## Extracted data entries:
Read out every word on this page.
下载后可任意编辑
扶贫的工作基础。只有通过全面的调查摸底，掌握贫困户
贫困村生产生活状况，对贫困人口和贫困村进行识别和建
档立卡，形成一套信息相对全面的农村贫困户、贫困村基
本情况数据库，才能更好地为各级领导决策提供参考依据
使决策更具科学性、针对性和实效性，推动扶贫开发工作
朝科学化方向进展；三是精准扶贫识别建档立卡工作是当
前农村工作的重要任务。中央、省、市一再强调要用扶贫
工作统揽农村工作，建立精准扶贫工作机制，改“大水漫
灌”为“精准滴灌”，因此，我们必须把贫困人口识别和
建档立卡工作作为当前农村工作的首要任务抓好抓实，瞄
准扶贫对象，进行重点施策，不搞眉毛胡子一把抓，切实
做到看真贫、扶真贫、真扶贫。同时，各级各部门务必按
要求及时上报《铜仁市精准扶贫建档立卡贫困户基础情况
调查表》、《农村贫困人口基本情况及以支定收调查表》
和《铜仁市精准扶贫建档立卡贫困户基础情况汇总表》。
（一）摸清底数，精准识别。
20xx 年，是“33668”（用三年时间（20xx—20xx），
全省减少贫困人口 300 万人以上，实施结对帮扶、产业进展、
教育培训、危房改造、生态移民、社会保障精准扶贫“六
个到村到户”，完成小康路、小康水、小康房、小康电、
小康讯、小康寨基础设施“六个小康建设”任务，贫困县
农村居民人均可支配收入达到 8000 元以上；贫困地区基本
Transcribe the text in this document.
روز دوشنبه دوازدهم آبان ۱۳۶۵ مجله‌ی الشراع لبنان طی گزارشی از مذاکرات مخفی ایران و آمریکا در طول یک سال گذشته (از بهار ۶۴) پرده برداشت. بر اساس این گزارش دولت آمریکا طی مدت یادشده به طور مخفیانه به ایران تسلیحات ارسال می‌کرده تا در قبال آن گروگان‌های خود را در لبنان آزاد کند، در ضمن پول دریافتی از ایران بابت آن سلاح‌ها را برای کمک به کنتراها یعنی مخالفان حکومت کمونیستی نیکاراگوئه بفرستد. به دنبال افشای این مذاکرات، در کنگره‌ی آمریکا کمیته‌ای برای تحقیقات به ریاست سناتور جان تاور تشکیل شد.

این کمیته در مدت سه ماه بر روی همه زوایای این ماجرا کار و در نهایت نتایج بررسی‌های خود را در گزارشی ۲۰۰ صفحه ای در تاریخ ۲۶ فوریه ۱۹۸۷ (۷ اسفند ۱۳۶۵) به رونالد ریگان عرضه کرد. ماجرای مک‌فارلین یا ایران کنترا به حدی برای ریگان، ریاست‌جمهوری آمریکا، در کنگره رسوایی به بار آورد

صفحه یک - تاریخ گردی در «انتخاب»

## STATED TASK:
Locate all lines in the listing above with the word "صفحه". Copy them.

## EXERCISE SOLUTION:
این کمیته در مدت سه ماه بر روی همه زوایای این ماجرا کار و در نهایت نتایج بررسی‌های خود را در گزارشی ۲۰۰ صفحه ای در تاریخ ۲۶ فوریه ۱۹۸۷ (۷ اسفند ۱۳۶۵) به رونالد ریگان عرضه کرد. ماجرای مک‌فارلین یا ایران کنترا به حدی برای ریگان، ریاست‌جمهوری آمریکا، در کنگره رسوایی به بار آورد
صفحه یک - تاریخ گردی در «انتخاب»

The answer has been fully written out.